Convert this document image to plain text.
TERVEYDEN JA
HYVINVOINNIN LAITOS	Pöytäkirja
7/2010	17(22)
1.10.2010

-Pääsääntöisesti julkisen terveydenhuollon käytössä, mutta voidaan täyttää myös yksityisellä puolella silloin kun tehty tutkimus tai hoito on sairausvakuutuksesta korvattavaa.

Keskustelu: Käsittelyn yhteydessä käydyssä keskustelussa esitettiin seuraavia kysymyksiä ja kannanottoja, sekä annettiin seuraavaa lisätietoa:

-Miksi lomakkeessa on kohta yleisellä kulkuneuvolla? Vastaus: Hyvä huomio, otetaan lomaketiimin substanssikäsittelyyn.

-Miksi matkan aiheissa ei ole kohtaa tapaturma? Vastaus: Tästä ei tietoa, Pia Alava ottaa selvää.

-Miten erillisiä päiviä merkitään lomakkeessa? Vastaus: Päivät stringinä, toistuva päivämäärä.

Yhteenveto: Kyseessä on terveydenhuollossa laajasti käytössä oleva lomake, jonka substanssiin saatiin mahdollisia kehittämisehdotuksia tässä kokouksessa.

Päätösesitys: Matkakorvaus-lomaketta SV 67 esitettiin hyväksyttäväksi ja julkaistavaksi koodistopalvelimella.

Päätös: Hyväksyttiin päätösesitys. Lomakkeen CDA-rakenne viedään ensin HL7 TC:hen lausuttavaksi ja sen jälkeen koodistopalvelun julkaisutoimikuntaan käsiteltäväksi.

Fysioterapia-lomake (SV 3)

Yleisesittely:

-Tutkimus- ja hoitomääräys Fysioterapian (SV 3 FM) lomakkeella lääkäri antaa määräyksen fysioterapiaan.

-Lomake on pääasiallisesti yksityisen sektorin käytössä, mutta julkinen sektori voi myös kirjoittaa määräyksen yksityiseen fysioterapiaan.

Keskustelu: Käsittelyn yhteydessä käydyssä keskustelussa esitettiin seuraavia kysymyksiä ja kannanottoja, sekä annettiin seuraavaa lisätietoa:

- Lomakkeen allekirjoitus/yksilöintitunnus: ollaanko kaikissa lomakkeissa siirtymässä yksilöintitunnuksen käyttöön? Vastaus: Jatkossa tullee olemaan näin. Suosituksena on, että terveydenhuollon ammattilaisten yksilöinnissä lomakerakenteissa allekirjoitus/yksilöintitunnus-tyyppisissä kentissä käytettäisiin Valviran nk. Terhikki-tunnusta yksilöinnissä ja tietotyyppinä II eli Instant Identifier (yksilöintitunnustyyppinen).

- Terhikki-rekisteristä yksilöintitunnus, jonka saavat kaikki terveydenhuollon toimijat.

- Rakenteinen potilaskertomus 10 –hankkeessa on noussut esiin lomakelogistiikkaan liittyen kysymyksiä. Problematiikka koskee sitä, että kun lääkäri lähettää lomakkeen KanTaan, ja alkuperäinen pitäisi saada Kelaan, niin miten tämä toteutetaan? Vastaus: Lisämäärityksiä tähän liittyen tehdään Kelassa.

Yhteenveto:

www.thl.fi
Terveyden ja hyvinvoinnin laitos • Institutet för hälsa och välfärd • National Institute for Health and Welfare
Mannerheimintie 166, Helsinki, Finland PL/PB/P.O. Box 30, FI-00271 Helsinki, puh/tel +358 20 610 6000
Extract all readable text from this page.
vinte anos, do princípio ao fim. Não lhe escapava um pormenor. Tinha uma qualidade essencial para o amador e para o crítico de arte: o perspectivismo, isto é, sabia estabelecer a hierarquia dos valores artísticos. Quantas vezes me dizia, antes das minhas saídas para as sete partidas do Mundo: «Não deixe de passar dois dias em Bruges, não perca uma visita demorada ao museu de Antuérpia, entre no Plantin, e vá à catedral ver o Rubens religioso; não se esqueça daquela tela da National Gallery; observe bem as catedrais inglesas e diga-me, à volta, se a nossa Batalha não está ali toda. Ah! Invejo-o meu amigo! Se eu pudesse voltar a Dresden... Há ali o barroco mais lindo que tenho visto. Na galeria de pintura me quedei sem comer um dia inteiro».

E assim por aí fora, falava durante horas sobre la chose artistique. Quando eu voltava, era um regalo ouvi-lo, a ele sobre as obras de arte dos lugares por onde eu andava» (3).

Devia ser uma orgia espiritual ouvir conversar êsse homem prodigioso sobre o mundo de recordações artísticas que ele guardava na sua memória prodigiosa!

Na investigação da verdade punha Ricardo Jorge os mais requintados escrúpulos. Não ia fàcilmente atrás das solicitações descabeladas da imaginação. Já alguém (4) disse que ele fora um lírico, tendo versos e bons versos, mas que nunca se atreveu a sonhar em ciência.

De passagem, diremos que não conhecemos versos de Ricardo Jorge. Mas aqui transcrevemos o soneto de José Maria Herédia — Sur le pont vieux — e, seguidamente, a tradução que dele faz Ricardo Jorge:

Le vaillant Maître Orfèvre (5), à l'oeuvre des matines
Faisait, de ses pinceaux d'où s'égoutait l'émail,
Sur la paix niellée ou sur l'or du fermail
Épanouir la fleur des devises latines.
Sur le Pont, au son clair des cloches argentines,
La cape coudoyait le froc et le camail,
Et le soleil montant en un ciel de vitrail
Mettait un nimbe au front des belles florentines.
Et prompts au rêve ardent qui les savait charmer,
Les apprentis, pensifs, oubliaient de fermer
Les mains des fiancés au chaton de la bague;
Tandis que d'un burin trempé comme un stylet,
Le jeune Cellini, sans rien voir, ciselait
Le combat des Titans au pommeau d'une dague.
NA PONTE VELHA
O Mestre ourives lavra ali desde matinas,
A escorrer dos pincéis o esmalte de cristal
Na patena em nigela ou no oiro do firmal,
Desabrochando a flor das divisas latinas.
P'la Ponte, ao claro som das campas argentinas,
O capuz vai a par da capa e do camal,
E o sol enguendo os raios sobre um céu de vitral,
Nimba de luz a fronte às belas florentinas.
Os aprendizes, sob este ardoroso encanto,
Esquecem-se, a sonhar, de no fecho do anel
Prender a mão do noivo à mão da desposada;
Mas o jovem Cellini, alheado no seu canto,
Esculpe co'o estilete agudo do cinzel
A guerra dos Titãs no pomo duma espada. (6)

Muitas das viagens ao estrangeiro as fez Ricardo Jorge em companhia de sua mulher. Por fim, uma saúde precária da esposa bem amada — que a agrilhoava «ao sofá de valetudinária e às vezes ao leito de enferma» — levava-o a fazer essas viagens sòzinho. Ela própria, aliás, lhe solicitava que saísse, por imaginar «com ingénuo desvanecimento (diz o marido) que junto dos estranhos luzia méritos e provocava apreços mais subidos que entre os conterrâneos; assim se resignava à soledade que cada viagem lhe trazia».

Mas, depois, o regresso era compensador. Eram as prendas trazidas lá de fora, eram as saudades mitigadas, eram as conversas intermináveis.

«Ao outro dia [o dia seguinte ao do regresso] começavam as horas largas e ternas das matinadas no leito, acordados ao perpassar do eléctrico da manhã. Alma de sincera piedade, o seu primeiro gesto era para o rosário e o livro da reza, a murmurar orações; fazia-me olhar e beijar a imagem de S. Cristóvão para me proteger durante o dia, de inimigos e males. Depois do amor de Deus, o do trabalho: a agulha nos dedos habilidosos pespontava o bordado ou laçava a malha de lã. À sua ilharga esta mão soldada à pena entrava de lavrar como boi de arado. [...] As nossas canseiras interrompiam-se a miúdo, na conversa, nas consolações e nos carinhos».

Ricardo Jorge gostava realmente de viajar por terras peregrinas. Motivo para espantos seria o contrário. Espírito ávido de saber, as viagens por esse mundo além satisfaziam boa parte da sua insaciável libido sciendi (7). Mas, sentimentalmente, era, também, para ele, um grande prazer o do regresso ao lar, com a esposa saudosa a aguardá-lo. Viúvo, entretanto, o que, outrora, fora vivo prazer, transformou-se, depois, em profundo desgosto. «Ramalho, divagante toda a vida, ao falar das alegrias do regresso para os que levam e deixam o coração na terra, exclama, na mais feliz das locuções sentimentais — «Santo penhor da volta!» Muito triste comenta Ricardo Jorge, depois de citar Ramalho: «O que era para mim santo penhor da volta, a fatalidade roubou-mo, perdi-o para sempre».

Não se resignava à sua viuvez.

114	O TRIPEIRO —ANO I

------------

### GOAL:
Tell how many lines include "sonhar". The number is the whole answer.

### WRITTEN SOLUTION:
2